What you have to do:
Write out all lines holding the word "xmfs".

Records for this exercise:
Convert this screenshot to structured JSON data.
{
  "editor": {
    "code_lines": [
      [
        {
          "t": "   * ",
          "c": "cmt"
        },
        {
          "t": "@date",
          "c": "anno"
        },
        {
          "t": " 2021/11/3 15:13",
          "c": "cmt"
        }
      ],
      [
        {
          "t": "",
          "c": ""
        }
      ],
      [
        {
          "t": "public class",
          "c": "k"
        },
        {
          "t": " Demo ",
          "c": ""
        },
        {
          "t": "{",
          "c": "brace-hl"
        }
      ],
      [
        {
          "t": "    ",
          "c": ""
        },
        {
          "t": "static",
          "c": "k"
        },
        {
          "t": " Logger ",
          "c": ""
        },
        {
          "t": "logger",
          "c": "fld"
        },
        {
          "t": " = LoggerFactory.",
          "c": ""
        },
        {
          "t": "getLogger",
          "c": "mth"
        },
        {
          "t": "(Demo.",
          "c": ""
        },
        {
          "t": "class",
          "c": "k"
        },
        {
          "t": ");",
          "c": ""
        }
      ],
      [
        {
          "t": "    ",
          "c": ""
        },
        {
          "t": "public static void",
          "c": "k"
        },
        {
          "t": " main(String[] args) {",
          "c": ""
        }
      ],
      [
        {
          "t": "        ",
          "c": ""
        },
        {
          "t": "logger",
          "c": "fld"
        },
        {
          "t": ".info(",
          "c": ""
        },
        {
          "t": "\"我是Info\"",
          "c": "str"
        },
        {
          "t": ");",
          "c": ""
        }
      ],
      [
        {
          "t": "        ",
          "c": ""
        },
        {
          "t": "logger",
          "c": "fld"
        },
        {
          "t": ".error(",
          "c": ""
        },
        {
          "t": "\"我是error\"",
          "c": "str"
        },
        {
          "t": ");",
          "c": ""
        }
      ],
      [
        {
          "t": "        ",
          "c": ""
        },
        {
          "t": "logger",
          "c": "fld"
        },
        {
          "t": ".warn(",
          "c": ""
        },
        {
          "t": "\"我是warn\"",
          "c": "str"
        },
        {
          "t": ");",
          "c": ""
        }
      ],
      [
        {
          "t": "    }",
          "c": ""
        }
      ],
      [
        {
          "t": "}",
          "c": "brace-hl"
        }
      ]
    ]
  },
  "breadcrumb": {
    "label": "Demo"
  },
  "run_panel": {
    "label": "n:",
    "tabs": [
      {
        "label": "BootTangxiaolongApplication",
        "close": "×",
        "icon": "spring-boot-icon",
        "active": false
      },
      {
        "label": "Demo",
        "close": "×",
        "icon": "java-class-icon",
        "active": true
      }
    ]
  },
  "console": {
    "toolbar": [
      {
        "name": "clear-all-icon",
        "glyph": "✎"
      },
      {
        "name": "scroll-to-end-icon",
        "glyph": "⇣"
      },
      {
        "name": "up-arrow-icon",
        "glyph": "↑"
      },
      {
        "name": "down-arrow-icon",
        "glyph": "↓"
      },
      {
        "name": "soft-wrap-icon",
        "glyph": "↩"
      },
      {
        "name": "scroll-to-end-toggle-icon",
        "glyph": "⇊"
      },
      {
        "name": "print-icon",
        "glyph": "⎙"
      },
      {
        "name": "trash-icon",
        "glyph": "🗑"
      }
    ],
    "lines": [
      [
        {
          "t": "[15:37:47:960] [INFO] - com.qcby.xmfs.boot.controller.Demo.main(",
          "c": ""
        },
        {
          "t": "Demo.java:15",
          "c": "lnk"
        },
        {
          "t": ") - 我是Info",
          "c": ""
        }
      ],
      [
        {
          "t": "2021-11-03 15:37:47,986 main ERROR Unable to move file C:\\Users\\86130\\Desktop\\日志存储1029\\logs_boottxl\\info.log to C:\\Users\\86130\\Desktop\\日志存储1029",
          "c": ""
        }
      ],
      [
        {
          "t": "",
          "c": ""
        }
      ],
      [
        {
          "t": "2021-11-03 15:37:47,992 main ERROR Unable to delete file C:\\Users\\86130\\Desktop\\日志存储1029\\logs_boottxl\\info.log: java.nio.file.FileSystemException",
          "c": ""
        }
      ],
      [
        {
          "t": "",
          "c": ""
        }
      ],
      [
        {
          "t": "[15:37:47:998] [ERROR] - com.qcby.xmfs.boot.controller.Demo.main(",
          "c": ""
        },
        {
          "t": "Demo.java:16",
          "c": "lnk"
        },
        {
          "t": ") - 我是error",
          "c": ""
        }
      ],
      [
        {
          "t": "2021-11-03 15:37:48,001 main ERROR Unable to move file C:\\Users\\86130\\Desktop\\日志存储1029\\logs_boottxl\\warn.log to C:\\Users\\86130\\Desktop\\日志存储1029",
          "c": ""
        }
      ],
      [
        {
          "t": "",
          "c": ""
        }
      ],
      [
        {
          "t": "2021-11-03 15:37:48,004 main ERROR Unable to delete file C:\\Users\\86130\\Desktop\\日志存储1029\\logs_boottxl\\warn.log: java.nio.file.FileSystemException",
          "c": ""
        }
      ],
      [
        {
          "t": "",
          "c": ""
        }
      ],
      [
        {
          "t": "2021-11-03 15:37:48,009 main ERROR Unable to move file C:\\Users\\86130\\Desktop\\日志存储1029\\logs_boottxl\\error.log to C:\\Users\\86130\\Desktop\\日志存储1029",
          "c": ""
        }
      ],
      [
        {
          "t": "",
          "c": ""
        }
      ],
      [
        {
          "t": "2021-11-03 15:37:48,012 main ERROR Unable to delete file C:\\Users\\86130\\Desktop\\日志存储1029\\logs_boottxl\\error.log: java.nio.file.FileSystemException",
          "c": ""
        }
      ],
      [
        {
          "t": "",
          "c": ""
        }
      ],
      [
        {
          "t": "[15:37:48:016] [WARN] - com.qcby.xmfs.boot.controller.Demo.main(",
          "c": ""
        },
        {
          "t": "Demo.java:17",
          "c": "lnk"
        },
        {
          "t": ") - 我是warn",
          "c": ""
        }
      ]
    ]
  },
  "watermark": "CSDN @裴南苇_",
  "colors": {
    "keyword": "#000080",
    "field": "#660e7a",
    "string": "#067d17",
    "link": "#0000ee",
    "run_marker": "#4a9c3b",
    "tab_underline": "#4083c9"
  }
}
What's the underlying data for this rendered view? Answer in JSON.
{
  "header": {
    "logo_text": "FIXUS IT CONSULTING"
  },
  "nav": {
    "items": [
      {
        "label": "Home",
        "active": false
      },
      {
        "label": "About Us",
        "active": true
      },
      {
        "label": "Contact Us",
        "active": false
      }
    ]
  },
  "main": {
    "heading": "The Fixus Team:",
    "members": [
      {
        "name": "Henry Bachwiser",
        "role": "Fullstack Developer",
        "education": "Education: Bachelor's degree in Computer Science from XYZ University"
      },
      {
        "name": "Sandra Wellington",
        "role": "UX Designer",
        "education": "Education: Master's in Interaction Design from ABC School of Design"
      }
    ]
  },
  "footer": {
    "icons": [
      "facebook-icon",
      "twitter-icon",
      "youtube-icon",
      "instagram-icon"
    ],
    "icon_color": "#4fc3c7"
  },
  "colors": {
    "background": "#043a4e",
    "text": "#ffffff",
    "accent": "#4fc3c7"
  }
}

Result of this exercise:
          "t": "[15:37:47:960] [INFO] - com.qcby.xmfs.boot.controller.Demo.main(",
          "t": "[15:37:47:998] [ERROR] - com.qcby.xmfs.boot.controller.Demo.main(",
          "t": "[15:37:48:016] [WARN] - com.qcby.xmfs.boot.controller.Demo.main(",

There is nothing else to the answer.